# START OF Provided entries

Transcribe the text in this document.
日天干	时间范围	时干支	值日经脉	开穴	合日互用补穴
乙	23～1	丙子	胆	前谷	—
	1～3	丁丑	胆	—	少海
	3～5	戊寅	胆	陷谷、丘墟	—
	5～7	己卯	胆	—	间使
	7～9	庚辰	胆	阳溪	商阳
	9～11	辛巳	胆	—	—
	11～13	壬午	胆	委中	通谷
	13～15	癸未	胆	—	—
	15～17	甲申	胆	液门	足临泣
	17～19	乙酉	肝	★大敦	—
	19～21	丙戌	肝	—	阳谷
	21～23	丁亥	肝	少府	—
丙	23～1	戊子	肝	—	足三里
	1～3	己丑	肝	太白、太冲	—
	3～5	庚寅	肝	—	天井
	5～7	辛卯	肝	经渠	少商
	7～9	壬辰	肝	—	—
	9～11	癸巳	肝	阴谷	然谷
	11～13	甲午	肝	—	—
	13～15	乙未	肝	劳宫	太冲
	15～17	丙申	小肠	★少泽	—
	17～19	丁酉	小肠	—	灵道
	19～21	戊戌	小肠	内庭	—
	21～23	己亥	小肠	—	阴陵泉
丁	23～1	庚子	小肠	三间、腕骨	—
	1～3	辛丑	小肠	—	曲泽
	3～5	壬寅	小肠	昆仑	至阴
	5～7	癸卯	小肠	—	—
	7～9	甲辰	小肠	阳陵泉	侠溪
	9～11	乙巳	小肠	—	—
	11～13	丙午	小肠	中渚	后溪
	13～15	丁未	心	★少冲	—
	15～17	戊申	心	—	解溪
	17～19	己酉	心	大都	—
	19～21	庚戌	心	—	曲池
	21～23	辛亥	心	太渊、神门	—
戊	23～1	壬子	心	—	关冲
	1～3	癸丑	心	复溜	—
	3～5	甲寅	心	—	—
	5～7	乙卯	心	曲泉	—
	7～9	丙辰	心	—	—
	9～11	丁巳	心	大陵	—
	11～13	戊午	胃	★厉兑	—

# END OF Provided entries

### [Instruction]
Write out every record shown above, word for word.

### [Solution for this problem]
Transcribe the text in this document.
日天干	时间范围	时干支	值日经脉	开穴	合日互用补穴
乙	23～1	丙子	胆	前谷	—
	1～3	丁丑	胆	—	少海
	3～5	戊寅	胆	陷谷、丘墟	—
	5～7	己卯	胆	—	间使
	7～9	庚辰	胆	阳溪	商阳
	9～11	辛巳	胆	—	—
	11～13	壬午	胆	委中	通谷
	13～15	癸未	胆	—	—
	15～17	甲申	胆	液门	足临泣
	17～19	乙酉	肝	★大敦	—
	19～21	丙戌	肝	—	阳谷
	21～23	丁亥	肝	少府	—
丙	23～1	戊子	肝	—	足三里
	1～3	己丑	肝	太白、太冲	—
	3～5	庚寅	肝	—	天井
	5～7	辛卯	肝	经渠	少商
	7～9	壬辰	肝	—	—
	9～11	癸巳	肝	阴谷	然谷
	11～13	甲午	肝	—	—
	13～15	乙未	肝	劳宫	太冲
	15～17	丙申	小肠	★少泽	—
	17～19	丁酉	小肠	—	灵道
	19～21	戊戌	小肠	内庭	—
	21～23	己亥	小肠	—	阴陵泉
丁	23～1	庚子	小肠	三间、腕骨	—
	1～3	辛丑	小肠	—	曲泽
	3～5	壬寅	小肠	昆仑	至阴
	5～7	癸卯	小肠	—	—
	7～9	甲辰	小肠	阳陵泉	侠溪
	9～11	乙巳	小肠	—	—
	11～13	丙午	小肠	中渚	后溪
	13～15	丁未	心	★少冲	—
	15～17	戊申	心	—	解溪
	17～19	己酉	心	大都	—
	19～21	庚戌	心	—	曲池
	21～23	辛亥	心	太渊、神门	—
戊	23～1	壬子	心	—	关冲
	1～3	癸丑	心	复溜	—
	3～5	甲寅	心	—	—
	5～7	乙卯	心	曲泉	—
	7～9	丙辰	心	—	—
	9～11	丁巳	心	大陵	—
	11～13	戊午	胃	★厉兑	—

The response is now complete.